**PROBLEM DESCRIPTION**
Wherever the word "hladítko" appears in a line, copy that line.

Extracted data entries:

◆ ◆ ◆ ◆ ◆ ◆ ◆

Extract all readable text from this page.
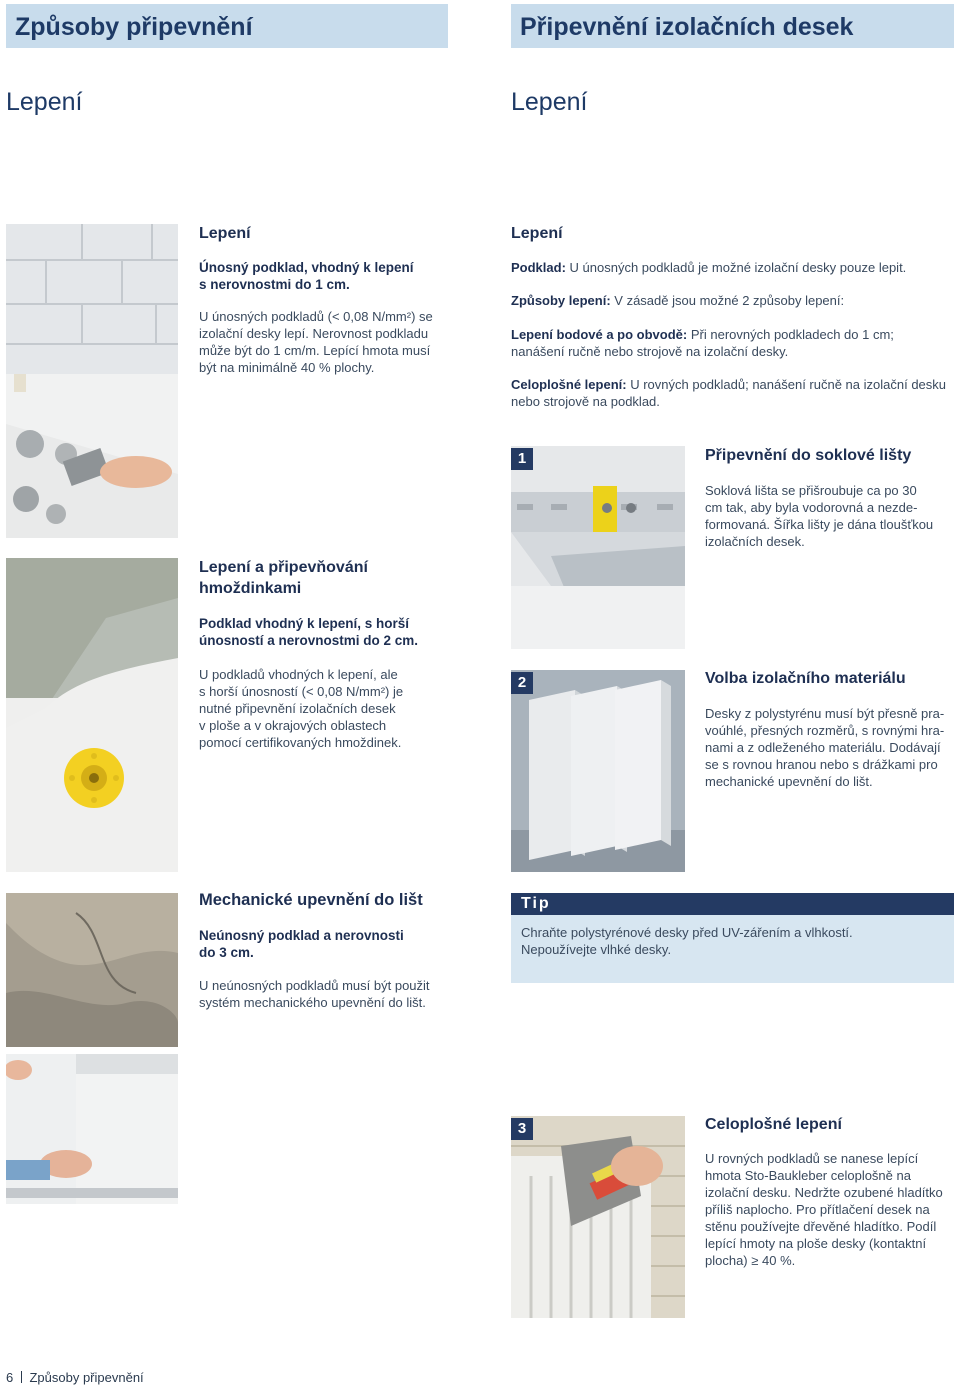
Způsoby připevnění	Připevnění izolačních desek
Lepení	Lepení
Lepení
Únosný podklad, vhodný k lepení
s nerovnostmi do 1 cm.
U únosných podkladů (< 0,08 N/mm²) se
izolační desky lepí. Nerovnost podkladu
může být do 1 cm/m. Lepící hmota musí
být na minimálně 40 % plochy.
Lepení
Podklad: U únosných podkladů je možné izolační desky pouze lepit.
Způsoby lepení: V zásadě jsou možné 2 způsoby lepení:
Lepení bodové a po obvodě: Při nerovných podkladech do 1 cm;
nanášení ručně nebo strojově na izolační desky.
Celoplošné lepení: U rovných podkladů; nanášení ručně na izolační desku
nebo strojově na podklad.
Lepení a připevňování
hmoždinkami
Podklad vhodný k lepení, s horší
únosností a nerovnostmi do 2 cm.
U podkladů vhodných k lepení, ale
s horší únosností (< 0,08 N/mm²) je
nutné připevnění izolačních desek
v ploše a v okrajových oblastech
pomocí certifikovaných hmoždinek.
1	Připevnění do soklové lišty
Soklová lišta se přišroubuje ca po 30
cm tak, aby byla vodorovná a nezde-
formovaná. Šířka lišty je dána tloušťkou
izolačních desek.
2	Volba izolačního materiálu
Desky z polystyrénu musí být přesně pra-
voúhlé, přesných rozměrů, s rovnými hra-
nami a z odleženého materiálu. Dodávají
se s rovnou hranou nebo s drážkami pro
mechanické upevnění do lišt.
Mechanické upevnění do lišt
Neúnosný podklad a nerovnosti
do 3 cm.
U neúnosných podkladů musí být použit
systém mechanického upevnění do lišt.
Tip
Chraňte polystyrénové desky před UV-zářením a vlhkostí.
Nepoužívejte vlhké desky.
3	Celoplošné lepení
U rovných podkladů se nanese lepící
hmota Sto-Baukleber celoplošně na
izolační desku. Nedržte ozubené hladítko
příliš naplocho. Pro přítlačení desek na
stěnu používejte dřevěné hladítko. Podíl
lepící hmoty na ploše desky (kontaktní
plocha) ≥ 40 %.
6 Způsoby připevnění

◆ ◆ ◆ ◆ ◆ ◆ ◆

**CORRECT RESULT**
izolační desku. Nedržte ozubené hladítko
stěnu používejte dřevěné hladítko. Podíl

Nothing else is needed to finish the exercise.